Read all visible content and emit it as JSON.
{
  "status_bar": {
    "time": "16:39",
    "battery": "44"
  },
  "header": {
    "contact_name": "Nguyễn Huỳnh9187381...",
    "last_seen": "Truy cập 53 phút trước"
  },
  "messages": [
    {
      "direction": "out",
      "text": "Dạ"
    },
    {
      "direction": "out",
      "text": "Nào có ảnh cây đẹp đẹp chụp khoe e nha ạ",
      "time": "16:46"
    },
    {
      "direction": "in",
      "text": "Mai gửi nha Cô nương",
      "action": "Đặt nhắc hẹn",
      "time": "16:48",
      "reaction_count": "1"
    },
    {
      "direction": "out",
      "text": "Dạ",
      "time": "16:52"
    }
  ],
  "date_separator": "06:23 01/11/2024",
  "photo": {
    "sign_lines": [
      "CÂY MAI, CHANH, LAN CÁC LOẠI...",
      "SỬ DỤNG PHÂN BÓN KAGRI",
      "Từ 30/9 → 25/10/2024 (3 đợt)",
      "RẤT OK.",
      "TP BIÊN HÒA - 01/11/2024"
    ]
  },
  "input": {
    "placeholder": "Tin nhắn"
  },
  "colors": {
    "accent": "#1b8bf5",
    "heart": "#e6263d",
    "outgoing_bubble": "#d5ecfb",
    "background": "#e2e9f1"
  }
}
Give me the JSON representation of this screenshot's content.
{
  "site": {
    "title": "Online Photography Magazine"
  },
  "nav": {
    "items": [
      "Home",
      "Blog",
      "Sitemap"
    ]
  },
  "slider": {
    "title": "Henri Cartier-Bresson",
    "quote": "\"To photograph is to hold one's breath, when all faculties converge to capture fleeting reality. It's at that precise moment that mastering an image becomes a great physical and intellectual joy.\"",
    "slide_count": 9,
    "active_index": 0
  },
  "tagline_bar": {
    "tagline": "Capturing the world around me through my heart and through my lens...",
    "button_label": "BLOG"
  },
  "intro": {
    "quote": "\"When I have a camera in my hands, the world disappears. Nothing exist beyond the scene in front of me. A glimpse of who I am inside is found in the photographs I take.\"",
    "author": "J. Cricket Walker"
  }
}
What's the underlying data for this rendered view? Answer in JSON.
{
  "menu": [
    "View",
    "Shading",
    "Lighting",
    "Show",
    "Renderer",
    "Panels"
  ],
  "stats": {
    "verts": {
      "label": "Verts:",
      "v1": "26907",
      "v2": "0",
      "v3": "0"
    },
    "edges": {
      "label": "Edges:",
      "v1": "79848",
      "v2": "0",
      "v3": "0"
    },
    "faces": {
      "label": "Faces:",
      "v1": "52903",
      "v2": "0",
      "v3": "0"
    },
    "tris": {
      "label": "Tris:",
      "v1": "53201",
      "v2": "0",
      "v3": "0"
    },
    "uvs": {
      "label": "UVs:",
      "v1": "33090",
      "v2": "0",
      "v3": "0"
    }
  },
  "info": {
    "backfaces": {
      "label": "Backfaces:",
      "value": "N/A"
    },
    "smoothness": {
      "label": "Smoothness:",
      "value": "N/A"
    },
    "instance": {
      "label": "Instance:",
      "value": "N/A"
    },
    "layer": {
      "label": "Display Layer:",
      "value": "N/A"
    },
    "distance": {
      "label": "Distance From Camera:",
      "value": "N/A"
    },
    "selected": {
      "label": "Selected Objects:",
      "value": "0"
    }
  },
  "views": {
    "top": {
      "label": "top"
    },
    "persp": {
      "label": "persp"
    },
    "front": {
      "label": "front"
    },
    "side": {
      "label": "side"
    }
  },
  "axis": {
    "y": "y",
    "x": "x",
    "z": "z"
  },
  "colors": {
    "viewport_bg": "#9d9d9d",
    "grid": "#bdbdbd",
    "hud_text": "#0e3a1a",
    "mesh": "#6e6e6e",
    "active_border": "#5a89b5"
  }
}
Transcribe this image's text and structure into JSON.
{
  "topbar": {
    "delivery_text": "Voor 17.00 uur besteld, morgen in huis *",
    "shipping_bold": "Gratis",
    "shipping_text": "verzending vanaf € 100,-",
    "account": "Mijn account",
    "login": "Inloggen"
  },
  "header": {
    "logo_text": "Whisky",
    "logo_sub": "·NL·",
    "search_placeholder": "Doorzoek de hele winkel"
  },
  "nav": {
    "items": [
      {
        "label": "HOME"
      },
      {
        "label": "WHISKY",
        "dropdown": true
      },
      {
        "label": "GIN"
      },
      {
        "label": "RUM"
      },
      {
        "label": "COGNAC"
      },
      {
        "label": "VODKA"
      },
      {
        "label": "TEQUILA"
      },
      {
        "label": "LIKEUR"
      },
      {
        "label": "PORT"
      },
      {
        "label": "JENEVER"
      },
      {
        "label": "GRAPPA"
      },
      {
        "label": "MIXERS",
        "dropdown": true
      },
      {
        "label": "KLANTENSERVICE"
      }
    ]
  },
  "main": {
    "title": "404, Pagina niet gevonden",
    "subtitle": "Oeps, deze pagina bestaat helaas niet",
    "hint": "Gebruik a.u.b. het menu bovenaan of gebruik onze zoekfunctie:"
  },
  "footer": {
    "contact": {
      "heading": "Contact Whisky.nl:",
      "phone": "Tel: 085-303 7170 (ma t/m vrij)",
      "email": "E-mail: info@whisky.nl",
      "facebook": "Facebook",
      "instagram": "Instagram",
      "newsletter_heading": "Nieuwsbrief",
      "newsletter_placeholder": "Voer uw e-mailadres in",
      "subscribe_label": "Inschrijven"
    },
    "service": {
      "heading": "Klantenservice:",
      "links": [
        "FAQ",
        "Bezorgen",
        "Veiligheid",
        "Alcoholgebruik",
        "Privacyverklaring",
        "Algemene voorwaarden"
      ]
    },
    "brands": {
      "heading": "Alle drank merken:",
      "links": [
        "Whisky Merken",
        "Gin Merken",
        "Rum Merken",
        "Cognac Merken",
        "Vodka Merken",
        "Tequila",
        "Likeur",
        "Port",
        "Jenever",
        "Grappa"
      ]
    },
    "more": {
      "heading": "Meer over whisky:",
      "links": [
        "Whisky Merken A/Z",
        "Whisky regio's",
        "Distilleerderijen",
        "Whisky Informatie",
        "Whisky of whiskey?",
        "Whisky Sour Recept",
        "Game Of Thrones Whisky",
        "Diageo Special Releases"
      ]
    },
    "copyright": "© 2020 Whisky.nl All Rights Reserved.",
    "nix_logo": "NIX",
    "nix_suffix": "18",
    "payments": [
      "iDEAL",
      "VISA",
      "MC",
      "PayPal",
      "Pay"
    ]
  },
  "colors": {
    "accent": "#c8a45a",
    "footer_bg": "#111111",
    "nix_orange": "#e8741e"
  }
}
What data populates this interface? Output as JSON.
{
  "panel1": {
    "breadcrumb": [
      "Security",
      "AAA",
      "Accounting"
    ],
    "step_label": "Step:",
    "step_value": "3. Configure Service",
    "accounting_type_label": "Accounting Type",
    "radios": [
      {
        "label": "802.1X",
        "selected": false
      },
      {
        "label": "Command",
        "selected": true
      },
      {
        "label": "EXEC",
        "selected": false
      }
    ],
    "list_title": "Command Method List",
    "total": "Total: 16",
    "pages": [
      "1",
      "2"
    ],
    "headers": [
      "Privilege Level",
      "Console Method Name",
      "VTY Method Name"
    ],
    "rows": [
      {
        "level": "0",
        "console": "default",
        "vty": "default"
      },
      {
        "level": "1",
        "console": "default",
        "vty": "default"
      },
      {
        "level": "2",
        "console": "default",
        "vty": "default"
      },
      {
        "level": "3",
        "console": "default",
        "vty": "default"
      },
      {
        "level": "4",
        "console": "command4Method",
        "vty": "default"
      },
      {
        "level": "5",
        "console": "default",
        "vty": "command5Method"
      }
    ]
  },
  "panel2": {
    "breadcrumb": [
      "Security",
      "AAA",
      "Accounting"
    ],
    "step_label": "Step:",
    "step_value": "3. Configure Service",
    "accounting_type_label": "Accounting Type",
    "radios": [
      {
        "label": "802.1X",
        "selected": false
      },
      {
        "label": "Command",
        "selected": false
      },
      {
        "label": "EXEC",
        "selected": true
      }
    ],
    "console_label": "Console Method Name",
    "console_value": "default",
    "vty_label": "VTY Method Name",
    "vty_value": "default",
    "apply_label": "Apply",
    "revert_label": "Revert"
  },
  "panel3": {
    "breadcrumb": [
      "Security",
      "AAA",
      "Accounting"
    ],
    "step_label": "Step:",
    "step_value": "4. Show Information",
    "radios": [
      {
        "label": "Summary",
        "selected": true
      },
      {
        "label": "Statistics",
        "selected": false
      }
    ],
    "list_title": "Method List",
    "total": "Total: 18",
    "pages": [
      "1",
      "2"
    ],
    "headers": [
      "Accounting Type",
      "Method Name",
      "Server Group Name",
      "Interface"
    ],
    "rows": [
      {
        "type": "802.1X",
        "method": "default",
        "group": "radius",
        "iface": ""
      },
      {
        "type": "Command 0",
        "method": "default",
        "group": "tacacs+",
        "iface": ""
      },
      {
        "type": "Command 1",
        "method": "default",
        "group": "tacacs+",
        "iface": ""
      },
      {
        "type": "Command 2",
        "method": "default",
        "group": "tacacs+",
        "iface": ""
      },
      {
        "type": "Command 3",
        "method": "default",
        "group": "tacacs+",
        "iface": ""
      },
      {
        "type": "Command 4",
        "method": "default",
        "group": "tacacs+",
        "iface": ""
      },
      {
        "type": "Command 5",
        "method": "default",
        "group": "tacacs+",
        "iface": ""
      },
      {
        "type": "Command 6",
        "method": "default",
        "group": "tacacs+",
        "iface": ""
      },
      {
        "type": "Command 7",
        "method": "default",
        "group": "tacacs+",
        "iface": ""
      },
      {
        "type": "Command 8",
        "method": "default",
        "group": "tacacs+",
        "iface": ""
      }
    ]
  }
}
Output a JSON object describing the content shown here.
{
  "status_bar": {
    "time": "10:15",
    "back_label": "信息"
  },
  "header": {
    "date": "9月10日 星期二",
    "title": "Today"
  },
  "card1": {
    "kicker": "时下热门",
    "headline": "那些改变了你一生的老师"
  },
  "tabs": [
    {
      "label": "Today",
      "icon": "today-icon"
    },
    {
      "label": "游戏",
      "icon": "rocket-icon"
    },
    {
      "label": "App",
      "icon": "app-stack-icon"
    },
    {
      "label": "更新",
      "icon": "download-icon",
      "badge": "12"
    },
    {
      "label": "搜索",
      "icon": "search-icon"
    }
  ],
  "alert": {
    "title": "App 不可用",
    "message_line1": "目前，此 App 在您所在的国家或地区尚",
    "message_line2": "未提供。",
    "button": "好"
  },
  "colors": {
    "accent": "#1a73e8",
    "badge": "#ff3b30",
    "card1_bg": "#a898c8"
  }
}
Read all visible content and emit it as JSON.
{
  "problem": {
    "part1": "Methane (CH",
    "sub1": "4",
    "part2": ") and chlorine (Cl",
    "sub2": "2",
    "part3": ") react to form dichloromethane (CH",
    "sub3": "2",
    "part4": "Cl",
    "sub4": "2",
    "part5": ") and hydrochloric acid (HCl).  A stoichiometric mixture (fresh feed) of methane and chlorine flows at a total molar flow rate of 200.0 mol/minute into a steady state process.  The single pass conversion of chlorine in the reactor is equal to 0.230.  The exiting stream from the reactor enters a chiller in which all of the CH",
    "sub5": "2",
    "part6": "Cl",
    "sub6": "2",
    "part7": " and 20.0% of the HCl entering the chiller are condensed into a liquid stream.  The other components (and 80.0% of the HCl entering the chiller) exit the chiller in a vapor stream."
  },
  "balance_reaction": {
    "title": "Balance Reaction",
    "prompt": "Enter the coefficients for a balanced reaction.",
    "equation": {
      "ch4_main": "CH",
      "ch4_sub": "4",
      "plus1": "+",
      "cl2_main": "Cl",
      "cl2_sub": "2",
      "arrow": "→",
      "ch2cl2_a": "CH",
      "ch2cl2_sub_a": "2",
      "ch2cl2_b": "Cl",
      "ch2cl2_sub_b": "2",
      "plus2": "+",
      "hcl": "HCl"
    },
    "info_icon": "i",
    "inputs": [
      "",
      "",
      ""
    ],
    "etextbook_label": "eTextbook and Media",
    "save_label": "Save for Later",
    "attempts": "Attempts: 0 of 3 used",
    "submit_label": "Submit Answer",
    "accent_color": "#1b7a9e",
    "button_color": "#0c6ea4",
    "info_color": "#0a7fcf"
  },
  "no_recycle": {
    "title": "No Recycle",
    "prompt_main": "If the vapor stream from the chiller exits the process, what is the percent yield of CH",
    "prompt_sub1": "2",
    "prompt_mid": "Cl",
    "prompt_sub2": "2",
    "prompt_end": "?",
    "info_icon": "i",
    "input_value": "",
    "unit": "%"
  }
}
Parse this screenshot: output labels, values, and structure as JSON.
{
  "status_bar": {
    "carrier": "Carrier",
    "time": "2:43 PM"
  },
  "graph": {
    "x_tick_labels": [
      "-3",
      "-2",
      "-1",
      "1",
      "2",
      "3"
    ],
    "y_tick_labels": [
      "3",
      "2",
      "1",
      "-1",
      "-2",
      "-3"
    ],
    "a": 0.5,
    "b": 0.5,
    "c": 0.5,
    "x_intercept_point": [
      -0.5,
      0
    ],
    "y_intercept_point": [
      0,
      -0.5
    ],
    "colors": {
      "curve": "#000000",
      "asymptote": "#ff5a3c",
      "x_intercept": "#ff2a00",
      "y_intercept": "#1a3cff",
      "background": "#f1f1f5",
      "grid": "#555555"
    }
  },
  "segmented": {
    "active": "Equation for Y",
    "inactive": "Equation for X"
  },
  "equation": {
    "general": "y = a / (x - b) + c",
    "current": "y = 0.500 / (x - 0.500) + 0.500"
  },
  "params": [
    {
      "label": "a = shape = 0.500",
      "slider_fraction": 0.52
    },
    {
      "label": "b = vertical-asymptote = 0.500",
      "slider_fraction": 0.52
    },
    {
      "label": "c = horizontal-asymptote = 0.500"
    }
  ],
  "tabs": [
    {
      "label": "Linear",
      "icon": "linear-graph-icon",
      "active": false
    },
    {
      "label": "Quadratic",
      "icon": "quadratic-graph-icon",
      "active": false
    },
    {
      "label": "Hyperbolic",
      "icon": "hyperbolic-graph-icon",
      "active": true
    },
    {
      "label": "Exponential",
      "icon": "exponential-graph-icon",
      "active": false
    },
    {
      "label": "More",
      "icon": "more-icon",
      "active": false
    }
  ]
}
-*-
- Short task
Copy every line of the listing that includes the string "total".

- Answer to the problem
    "total": "Total: 16",
    "total": "Total: 18",
    "part5": ") and hydrochloric acid (HCl).  A stoichiometric mixture (fresh feed) of methane and chlorine flows at a total molar flow rate of 200.0 mol/minute into a steady state process.  The single pass conversion of chlorine in the reactor is equal to 0.230.  The exiting stream from the reactor enters a chiller in which all of the CH",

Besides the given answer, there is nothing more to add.